#### [What is expected]
Looking through the listing, how many of its lines hold the word "耐蚀性能最好"? Answer with only the number.

#### [Source records]
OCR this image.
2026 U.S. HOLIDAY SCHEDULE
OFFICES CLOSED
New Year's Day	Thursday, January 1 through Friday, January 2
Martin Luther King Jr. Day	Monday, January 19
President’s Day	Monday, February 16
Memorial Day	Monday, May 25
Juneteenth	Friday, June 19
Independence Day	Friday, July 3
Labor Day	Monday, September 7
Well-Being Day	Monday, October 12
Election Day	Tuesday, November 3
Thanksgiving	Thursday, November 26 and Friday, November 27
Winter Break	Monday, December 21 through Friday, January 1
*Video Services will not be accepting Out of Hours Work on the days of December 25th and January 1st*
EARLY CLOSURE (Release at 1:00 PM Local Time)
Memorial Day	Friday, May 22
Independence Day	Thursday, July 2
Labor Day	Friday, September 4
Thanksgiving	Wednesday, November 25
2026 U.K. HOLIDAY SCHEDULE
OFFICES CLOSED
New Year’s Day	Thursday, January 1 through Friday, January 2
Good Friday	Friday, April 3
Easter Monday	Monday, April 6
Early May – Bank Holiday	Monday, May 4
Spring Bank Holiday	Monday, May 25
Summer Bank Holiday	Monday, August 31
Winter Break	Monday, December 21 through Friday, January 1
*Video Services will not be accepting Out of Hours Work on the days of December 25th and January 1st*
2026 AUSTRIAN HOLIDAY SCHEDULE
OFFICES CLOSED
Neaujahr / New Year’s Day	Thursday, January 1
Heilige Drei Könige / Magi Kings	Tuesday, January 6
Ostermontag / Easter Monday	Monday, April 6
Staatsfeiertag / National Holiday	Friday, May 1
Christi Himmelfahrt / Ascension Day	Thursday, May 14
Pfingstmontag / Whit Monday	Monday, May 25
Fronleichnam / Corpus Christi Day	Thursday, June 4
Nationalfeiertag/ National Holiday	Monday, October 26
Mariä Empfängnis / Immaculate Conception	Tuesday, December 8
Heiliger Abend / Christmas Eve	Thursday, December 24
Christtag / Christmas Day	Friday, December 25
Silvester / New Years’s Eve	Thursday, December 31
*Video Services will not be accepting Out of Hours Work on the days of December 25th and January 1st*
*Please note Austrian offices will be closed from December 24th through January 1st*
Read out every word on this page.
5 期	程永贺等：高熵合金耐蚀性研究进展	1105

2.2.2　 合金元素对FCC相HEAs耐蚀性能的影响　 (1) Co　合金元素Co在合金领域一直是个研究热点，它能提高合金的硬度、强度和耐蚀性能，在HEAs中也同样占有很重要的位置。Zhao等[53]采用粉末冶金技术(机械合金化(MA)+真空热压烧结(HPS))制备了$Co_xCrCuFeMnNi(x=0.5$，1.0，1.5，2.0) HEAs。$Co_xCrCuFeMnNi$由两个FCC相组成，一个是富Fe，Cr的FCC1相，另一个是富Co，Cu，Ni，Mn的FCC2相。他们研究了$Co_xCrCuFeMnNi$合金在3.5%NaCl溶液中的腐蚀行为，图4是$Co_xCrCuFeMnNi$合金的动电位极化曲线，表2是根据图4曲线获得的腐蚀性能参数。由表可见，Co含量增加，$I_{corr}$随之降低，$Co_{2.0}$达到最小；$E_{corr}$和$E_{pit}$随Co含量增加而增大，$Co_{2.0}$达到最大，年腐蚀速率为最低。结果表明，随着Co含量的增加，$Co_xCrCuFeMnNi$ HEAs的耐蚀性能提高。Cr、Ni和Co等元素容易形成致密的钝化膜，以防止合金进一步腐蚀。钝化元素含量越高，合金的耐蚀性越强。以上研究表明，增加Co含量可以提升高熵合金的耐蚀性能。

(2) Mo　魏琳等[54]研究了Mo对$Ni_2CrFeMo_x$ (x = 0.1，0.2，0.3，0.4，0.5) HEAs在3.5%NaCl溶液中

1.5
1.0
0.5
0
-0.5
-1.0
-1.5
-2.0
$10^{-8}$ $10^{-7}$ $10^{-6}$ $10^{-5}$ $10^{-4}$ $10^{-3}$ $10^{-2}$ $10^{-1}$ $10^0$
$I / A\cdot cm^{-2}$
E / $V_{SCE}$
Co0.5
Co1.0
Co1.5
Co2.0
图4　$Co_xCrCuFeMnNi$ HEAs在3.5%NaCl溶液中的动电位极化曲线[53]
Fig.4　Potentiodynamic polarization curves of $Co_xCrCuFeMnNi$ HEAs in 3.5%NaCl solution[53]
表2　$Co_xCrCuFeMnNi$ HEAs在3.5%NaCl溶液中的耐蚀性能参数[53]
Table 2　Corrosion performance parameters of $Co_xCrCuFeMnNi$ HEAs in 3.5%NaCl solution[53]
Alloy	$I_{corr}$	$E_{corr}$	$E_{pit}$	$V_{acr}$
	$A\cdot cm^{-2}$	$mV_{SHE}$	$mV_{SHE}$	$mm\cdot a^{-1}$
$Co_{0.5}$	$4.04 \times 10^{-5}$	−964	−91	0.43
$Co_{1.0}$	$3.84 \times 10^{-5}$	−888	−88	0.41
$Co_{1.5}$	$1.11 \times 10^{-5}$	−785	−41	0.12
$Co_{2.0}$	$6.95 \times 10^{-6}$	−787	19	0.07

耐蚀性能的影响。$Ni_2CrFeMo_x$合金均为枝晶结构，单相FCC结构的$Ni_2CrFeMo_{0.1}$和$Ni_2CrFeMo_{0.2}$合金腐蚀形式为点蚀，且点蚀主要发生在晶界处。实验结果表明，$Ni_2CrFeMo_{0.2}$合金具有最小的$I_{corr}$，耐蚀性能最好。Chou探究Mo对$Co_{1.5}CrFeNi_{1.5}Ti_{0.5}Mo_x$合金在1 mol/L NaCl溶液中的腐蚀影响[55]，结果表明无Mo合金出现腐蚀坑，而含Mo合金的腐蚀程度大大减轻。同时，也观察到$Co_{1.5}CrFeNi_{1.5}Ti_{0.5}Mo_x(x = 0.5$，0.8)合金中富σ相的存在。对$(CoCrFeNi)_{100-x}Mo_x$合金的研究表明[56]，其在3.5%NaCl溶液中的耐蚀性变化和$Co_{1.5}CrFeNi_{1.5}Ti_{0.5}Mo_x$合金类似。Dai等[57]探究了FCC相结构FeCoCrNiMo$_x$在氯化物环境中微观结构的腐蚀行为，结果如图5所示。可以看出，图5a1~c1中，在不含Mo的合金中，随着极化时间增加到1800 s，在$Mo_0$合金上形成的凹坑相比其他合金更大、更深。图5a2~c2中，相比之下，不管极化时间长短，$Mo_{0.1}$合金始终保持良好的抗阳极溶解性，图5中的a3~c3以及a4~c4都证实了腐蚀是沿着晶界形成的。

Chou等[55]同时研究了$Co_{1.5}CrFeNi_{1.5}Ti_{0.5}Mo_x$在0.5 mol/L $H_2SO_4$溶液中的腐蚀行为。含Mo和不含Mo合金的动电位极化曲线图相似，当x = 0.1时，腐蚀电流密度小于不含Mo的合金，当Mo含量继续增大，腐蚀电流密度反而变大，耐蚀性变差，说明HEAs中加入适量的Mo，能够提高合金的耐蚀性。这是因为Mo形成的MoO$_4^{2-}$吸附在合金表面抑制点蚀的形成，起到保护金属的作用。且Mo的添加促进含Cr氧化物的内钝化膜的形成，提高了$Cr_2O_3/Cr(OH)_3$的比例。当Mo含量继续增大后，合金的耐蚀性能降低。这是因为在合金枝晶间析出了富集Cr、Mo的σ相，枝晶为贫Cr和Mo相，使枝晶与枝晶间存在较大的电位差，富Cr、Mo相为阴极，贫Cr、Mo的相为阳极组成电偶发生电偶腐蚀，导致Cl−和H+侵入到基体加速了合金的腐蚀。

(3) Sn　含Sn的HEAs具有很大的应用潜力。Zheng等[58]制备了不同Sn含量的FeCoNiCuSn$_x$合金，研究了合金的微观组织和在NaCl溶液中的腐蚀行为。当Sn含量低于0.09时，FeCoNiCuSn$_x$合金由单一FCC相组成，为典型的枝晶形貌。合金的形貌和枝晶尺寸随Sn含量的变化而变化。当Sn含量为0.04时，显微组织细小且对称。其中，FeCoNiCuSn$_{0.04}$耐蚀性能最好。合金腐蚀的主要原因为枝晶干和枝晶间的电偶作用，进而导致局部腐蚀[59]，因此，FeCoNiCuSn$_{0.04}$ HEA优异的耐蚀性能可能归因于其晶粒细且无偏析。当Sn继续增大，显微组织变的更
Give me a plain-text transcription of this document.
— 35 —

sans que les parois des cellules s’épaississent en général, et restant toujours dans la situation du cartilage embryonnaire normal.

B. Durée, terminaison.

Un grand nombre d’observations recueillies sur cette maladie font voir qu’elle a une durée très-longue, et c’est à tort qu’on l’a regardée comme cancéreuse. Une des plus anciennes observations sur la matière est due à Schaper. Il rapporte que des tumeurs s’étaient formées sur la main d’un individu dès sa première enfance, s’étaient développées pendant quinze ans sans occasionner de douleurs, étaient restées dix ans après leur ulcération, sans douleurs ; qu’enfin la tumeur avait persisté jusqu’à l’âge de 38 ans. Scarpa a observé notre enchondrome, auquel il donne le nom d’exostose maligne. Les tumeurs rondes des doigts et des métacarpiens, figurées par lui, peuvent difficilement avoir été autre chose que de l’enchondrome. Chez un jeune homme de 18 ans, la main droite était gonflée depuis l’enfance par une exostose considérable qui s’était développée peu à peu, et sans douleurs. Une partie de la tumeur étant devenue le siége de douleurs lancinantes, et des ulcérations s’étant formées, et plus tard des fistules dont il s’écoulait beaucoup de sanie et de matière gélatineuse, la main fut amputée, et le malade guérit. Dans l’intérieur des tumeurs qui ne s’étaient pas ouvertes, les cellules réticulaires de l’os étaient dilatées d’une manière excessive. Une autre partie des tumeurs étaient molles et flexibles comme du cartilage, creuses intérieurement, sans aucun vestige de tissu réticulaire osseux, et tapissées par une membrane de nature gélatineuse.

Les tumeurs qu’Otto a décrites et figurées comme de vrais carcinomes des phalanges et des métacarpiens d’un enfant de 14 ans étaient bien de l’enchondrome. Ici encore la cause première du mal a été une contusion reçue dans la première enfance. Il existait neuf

#### [Task result]
2